* Required work *
Go through the material below and count the lines with the string "base"; the number is the whole answer.

·····

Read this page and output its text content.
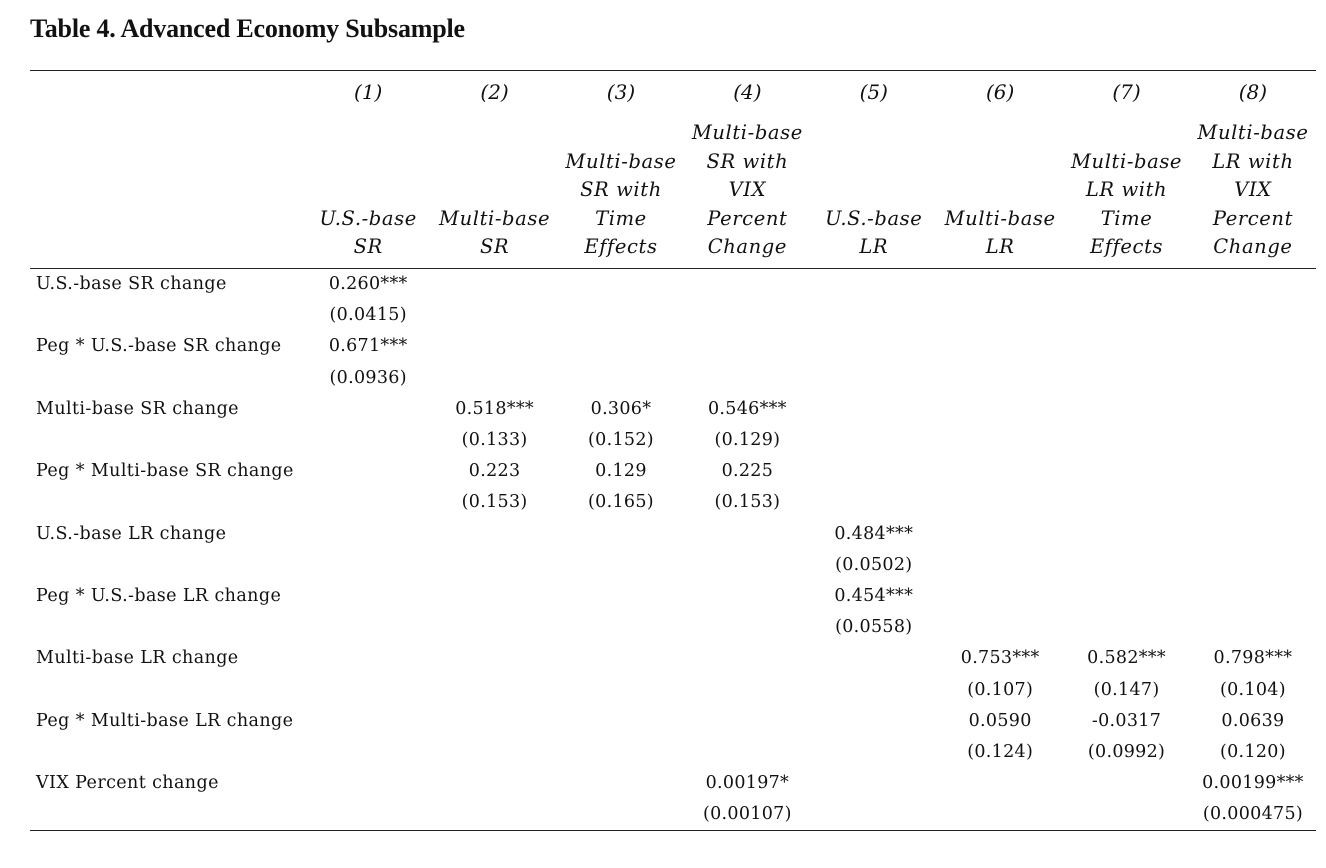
Table 4. Advanced Economy Subsample
	(1)	(2)	(3)	(4)	(5)	(6)	(7)	(8)
	U.S.-base SR	Multi-base SR	Multi-base SR with Time Effects	Multi-base SR with VIX Percent Change	U.S.-base LR	Multi-base LR	Multi-base LR with Time Effects	Multi-base LR with VIX Percent Change
U.S.-base SR change	0.260***							
	(0.0415)							
Peg * U.S.-base SR change	0.671***							
	(0.0936)							
Multi-base SR change		0.518***	0.306*	0.546***				
		(0.133)	(0.152)	(0.129)				
Peg * Multi-base SR change		0.223	0.129	0.225				
		(0.153)	(0.165)	(0.153)				
U.S.-base LR change					0.484***			
					(0.0502)			
Peg * U.S.-base LR change					0.454***			
					(0.0558)			
Multi-base LR change						0.753***	0.582***	0.798***
						(0.107)	(0.147)	(0.104)
Peg * Multi-base LR change						0.0590	-0.0317	0.0639
						(0.124)	(0.0992)	(0.120)
VIX Percent change				0.00197*				0.00199***
				(0.00107)				(0.000475)
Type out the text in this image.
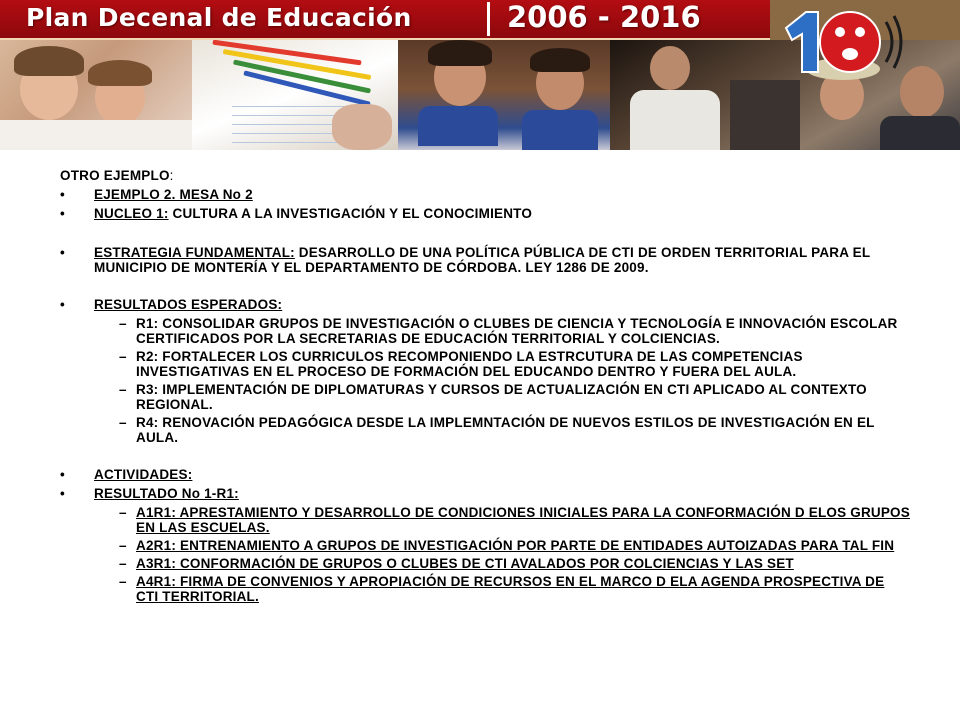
Plan Decenal de Educación	2006 - 2016	10
OTRO EJEMPLO:
• EJEMPLO 2. MESA No 2
• NUCLEO 1: CULTURA A LA INVESTIGACIÓN Y EL CONOCIMIENTO
• ESTRATEGIA FUNDAMENTAL: DESARROLLO DE UNA POLÍTICA PÚBLICA DE CTI DE ORDEN TERRITORIAL PARA EL MUNICIPIO DE MONTERÍA Y EL DEPARTAMENTO DE CÓRDOBA. LEY 1286 DE 2009.
• RESULTADOS ESPERADOS:
– R1: CONSOLIDAR GRUPOS DE INVESTIGACIÓN O CLUBES DE CIENCIA Y TECNOLOGÍA E INNOVACIÓN ESCOLAR CERTIFICADOS POR LA SECRETARIAS DE EDUCACIÓN TERRITORIAL Y COLCIENCIAS.
– R2: FORTALECER LOS CURRICULOS RECOMPONIENDO LA ESTRCUTURA DE LAS COMPETENCIAS INVESTIGATIVAS EN EL PROCESO DE FORMACIÓN DEL EDUCANDO DENTRO Y FUERA DEL AULA.
– R3: IMPLEMENTACIÓN DE DIPLOMATURAS Y CURSOS DE ACTUALIZACIÓN EN CTI APLICADO AL CONTEXTO REGIONAL.
– R4: RENOVACIÓN PEDAGÓGICA DESDE LA IMPLEMNTACIÓN DE NUEVOS ESTILOS DE INVESTIGACIÓN EN EL AULA.
• ACTIVIDADES:
• RESULTADO No 1-R1:
– A1R1: APRESTAMIENTO Y DESARROLLO DE CONDICIONES INICIALES PARA LA CONFORMACIÓN D ELOS GRUPOS EN LAS ESCUELAS.
– A2R1: ENTRENAMIENTO A GRUPOS DE INVESTIGACIÓN POR PARTE DE ENTIDADES AUTOIZADAS PARA TAL FIN
– A3R1: CONFORMACIÓN DE GRUPOS O CLUBES DE CTI AVALADOS POR COLCIENCIAS Y LAS SET
– A4R1: FIRMA DE CONVENIOS Y APROPIACIÓN DE RECURSOS EN EL MARCO D ELA AGENDA PROSPECTIVA DE CTI TERRITORIAL.
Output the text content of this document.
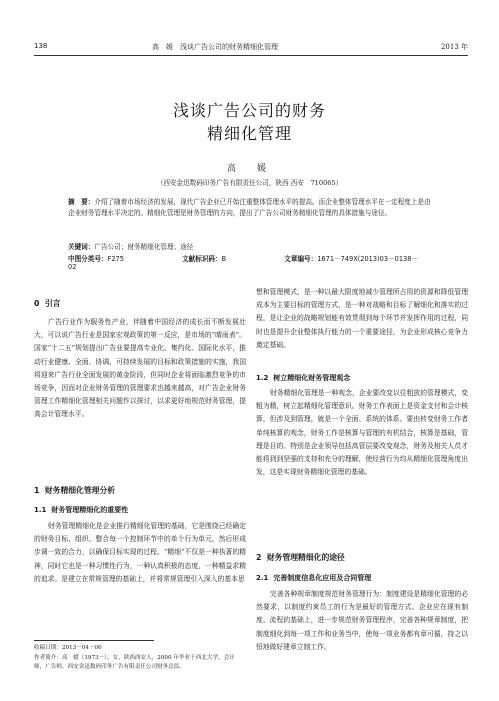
138	高　媛　浅谈广告公司的财务精细化管理	2013 年
浅谈广告公司的财务
精细化管理
高　媛
（西安金迅数码印务广告有限责任公司，陕西 西安　710065）
摘　要：介绍了随着市场经济的发展，现代广告企业已开始注重整体管理水平的提高。而企业整体管理水平在一定程度上是由企业财务管理水平决定的。精细化管理是财务管理的方向，提出了广告公司财务精细化管理的具体措施与途径。
关键词：广告公司；财务精细化管理；途径
中图分类号：F275	文献标识码：B	文章编号：1671－749X(2013)03－0138－02
0 引言
广告行业作为服务性产业，伴随着中国经济的成长而不断发展壮大，可以说广告行业是国家宏观政策的第一反应，是市场的“晴雨表”。国家“十二五”规划提出广告业要提高专业化、集约化、国际化水平，推动行业健康、全面、协调、可持续发展的目标和政策措施的实施，我国将迎来广告行业全面发展的黄金阶段，但同时企业将面临激烈竞争的市场竞争，因而对企业财务管理的管理要求也越来越高，对广告企业财务管理工作精细化管理相关问题作以探讨，以求更好地规范财务管理，提高会计管理水平。
1 财务精细化管理分析
1.1 财务管理精细化的重要性
财务管理精细化是企业推行精细化管理的基础，它是围绕已经确定的财务目标，组织、整合每一个控制环节中的单个行为单元，然后形成步调一致的合力，以确保目标实现的过程。“精细”不仅是一种执著的精神，同时它也是一种习惯性行为，一种认真积极的态度，一种精益求精的追求。是建立在常规管理的基础上，并将常规管理引入深入的基本思
想和管理模式，是一种以最大限度地减少管理所占用的资源和降低管理成本为主要目标的管理方式，是一种对战略和目标了解细化和落实的过程，是让企业的战略规划能有效贯彻到每个环节并发挥作用的过程，同时也是提升企业整体执行能力的一个重要途径，为企业形成核心竞争力奠定基础。
1.2 树立精细化财务管理观念
财务精细化管理是一种观念，企业要改变以往粗放的管理模式，变粗为精，树立起精细化管理意识。财务工作表面上是资金支付和会计核算，但涉及到管理，就是一个全面、系统的体系。要由转变财务工作者单纯核算的观念，财务工作是核算与管理的有机结合，核算是基础，管理是目的。特别是企业领导包括高管层要改变观念，财务及相关人员才能将到到坚强的支持和充分的理解，使经营行为均从精细化管理角度出发，这是实现财务精细化管理的基础。
2 财务管理精细化的途径
2.1 完善制度信息化应用及合同管理
完善各种规章制度规范财务管理行为：制度建设是精细化管理的必然要求，以制度约束员工的行为是最好的管理方式。企业应在现有制度、流程的基础上，进一步规范财务管理程序，完善各种规章制度，把制度细化到每一项工作和业务当中，使每一项业务都有章可循，持之以恒地做好建章立制工作。
收稿日期：2013－04－06
作者简介：高　媛（1973－），女，陕西西安人，2000 年毕业于西北大学，会计师，广告师，西安金迅数码印务广告有限责任公司财务总监。
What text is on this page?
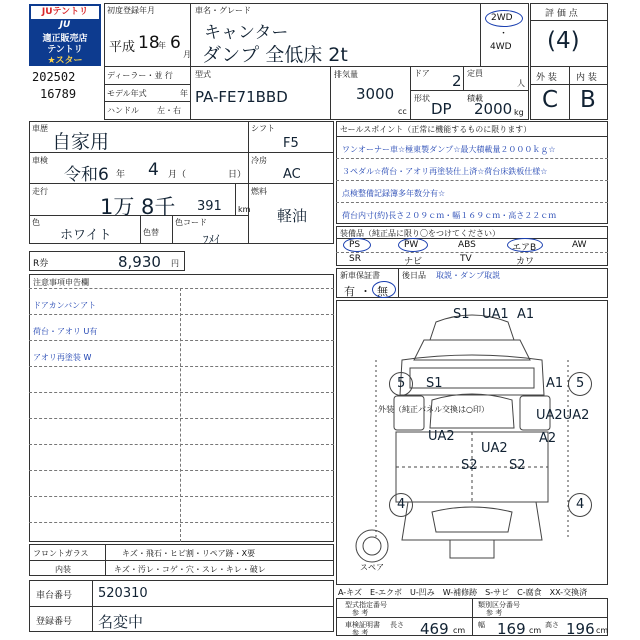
JUテントリ
JU
適正販売店
テントリ
★スター
202502
16789
初度登録年月
平成 18
年 6
月
車名・グレード
キャンター
ダンプ 全低床 2t
2WD
・
4WD
ディーラー・並 行
モデル年式	年
ハンドル 左・右
型式
PA-FE71BBD
排気量
3000
cc
ドア 2 定員
人
形状
DP
積載
2000 kg
評 価 点
(4)
外 装 内 装
C B
車歴
自家用
車検
令和6 年 4 月（	日）
走行
1万 8千 391 km
色
ホワイト	色替
色コード
ﾌﾒｲ
シフト
F5
冷房
AC
燃料
軽油
R券	8,930 円
注意事項申告欄
ドアカンバンアト
荷台・アオリ U有
アオリ再塗装 W
フロントガラス	キズ・飛石・ヒビ割・リペア跡・X要
内装	キズ・汚レ・コゲ・穴・スレ・キレ・破レ
車台番号 520310
登録番号 名変中
セールスポイント（正常に機能するものに限ります）
ワンオーナー車☆極東製ダンプ☆最大積載量２０００ｋｇ☆
３ペダル☆荷台・アオリ再塗装仕上済☆荷台床鉄板仕様☆
点検整備記録簿多年数分有☆
荷台内寸(約)長さ２０９ｃｍ・幅１６９ｃｍ・高さ２２ｃｍ
装備品（純正品に限り〇をつけてください）
PS	PW	ABS	エアB	AW
SR	ナビ	TV	カワ
新車保証書
有 ・ 無
後日品 取説・ダンプ取説
外装（純正パネル交換は○印）
S1 UA1 A1
S1	A1
UA2UA2
A2
UA2
UA2
S2 S2
5	5
4	4
スペア
A-キズ　E-エクボ　U-凹み　W-補修跡　S-サビ　C-腐食　XX-交換済
型式指定番号
参 考
類別区分番号
参 考
車検証明書
参 考
長さ 469 cm
幅 169 cm
高さ 196 cm
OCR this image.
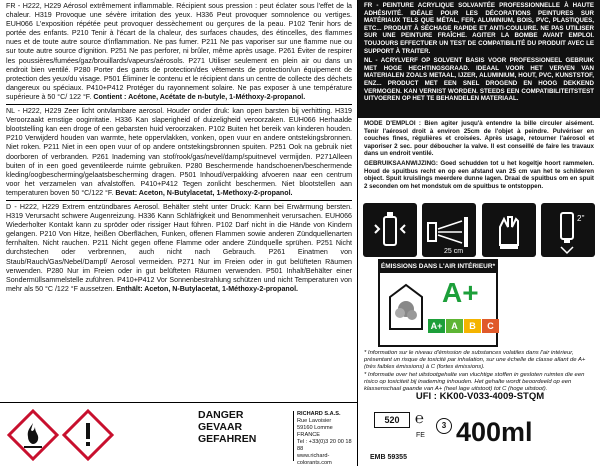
FR - H222, H229 Aérosol extrêmement inflammable. Récipient sous pression : peut éclater sous l'effet de la chaleur. H319 Provoque une sévère irritation des yeux. H336 Peut provoquer somnolence ou vertiges. EUH066 L'exposition répétée peut provoquer dessèchement ou gerçures de la peau. P102 Tenir hors de portée des enfants. P210 Tenir à l'écart de la chaleur, des surfaces chaudes, des étincelles, des flammes nues et de toute autre source d'inflammation. Ne pas fumer. P211 Ne pas vaporiser sur une flamme nue ou sur toute autre source d'ignition. P251 Ne pas perforer, ni brûler, même après usage. P261 Éviter de respirer les poussières/fumées/gaz/brouillards/vapeurs/aérosols. P271 Utiliser seulement en plein air ou dans un endroit bien ventilé. P280 Porter des gants de protection/des vêtements de protection/un équipement de protection des yeux/du visage. P501 Éliminer le contenu et le récipient dans un centre de collecte des déchets dangereux ou spéciaux. P410+P412 Protéger du rayonnement solaire. Ne pas exposer à une température supérieure à 50 °C/ 122 °F. Contient : Acétone, Acétate de n-butyle, 1-Méthoxy-2-propanol.

NL - H222, H229 Zeer licht ontvlambare aerosol. Houder onder druk: kan open barsten bij verhitting. H319 Veroorzaakt ernstige oogirritatie. H336 Kan slaperigheid of duizeligheid veroorzaken. EUH066 Herhaalde blootstelling kan een droge of een gebarsten huid veroorzaken. P102 Buiten het bereik van kinderen houden. P210 Verwijderd houden van warmte, hete oppervlakken, vonken, open vuur en andere ontstekingsbronnen. Niet roken. P211 Niet in een open vuur of op andere ontstekingsbronnen spuiten. P251 Ook na gebruik niet doorboren of verbranden. P261 Inademing van stof/rook/gas/nevel/damp/spuitnevel vermijden. P271Alleen buiten of in een goed geventileerde ruimte gebruiken. P280 Beschermende handschoenen/beschermende kleding/oogbescherming/gelaatsbescherming dragen. P501 Inhoud/verpakking afvoeren naar een centrum voor het verzamelen van afvalstoffen. P410+P412 Tegen zonlicht beschermen. Niet blootstellen aan temperaturen boven 50 °C/122 °F. Bevat: Aceton, N-Butylacetat, 1-Methoxy-2-propanol.

D - H222, H229 Extrem entzündbares Aerosol. Behälter steht unter Druck: Kann bei Erwärmung bersten. H319 Verursacht schwere Augenreizung. H336 Kann Schläfrigkeit und Benommenheit verursachen. EUH066 Wiederholter Kontakt kann zu spröder oder rissiger Haut führen. P102 Darf nicht in die Hände von Kindern gelangen. P210 Von Hitze, heißen Oberflächen, Funken, offenen Flammen sowie anderen Zündquellenarten fernhalten. Nicht rauchen. P211 Nicht gegen offene Flamme oder andere Zündquelle sprühen. P251 Nicht durchstechen oder verbrennen, auch nicht nach Gebrauch. P261 Einatmen von Staub/Rauch/Gas/Nebel/Dampf/ Aerosol vermeiden. P271 Nur im Freien oder in gut belüfteten Räumen verwenden. P280 Nur im Freien oder in gut belüfteten Räumen verwenden. P501 Inhalt/Behälter einer Sondermüllsammelstelle zuführen. P410+P412 Vor Sonnenbestrahlung schützen und nicht Temperaturen von mehr als 50 °C /122 °F aussetzen. Enthält: Aceton, N-Butylacetat, 1-Méthoxy-2-propanol.

DANGER
GEVAAR
GEFAHREN
RICHARD S.A.S.
Rue Lavoisier
59160 Lomme
FRANCE
Tel : +33(0)3 20 00 18 88
www.richard-colorants.com

FR - PEINTURE ACRYLIQUE SOLVANTÉE PROFESSIONNELLE À HAUTE ADHÉSIVITÉ. IDÉALE POUR LES DÉCORATIONS PEINTURES SUR MATÉRIAUX TELS QUE MÉTAL, FER, ALUMINIUM, BOIS, PVC, PLASTIQUES, ETC... PRODUIT À SÉCHAGE RAPIDE ET ANTI-COULURE. NE PAS UTILISER SUR UNE PEINTURE FRAÎCHE. AGITER LA BOMBE AVANT EMPLOI. TOUJOURS EFFECTUER UN TEST DE COMPATIBILITÉ DU PRODUIT AVEC LE SUPPORT À TRAITER.

NL - ACRYLVERF OP SOLVENT BASIS VOOR PROFESSIONEEL GEBRUIK MET HOGE HECHTINGSGRAAD. IDEAAL VOOR HET VERVEN VAN MATERIALEN ZOALS METAAL, IJZER, ALUMINIUM, HOUT, PVC, KUNSTSTOF, ENZ... PRODUCT MET EEN SNEL DROGEND EN HOOG DEKKEND VERMOGEN. KAN VERNIST WORDEN. STEEDS EEN COMPATIBILITEITSTEST UITVOEREN OP HET TE BEHANDELEN MATERIAAL.

MODE D'EMPLOI : Bien agiter jusqu'à entendre la bille circuler aisément. Tenir l'aérosol droit à environ 25cm de l'objet à peindre. Pulvériser en couches fines, régulières et croisées. Après usage, retourner l'aérosol et vaporiser 2 sec. pour déboucher la valve. Il est conseillé de faire les travaux dans un endroit ventilé.

GEBRUIKSAANWIJZING: Goed schudden tot u het kogeltje hoort rammelen. Houd de spuitbus recht en op een afstand van 25 cm van het te schilderen object. Spuit kruislings meerdere dunne lagen. Draai de spuitbus om en spuit 2 seconden om het mondstuk om de spuitbus te ontstoppen.

25 cm
2''
ÉMISSIONS DANS L'AIR INTÉRIEUR*
A+
A+ A	B	C

* Information sur le niveau d'émission de substances volatiles dans l'air intérieur, présentant un risque de toxicité par inhalation, sur une échelle de classe allant de A+ (très faibles émissions) à C (fortes émissions).

* Informatie over het uitstootgehalte van vluchtige stoffen in gesloten ruimtes die een risico op toxiciteit bij inademing inhouden. Het gehalte wordt beoordeeld op een klassenschaal gaande van A+ (heel lage uitstoot) tot C (hoge uitstoot).

UFI : KK00-V033-4009-STQM
520	℮	3
FE 400ml
EMB 59355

·····

* Task answer *
9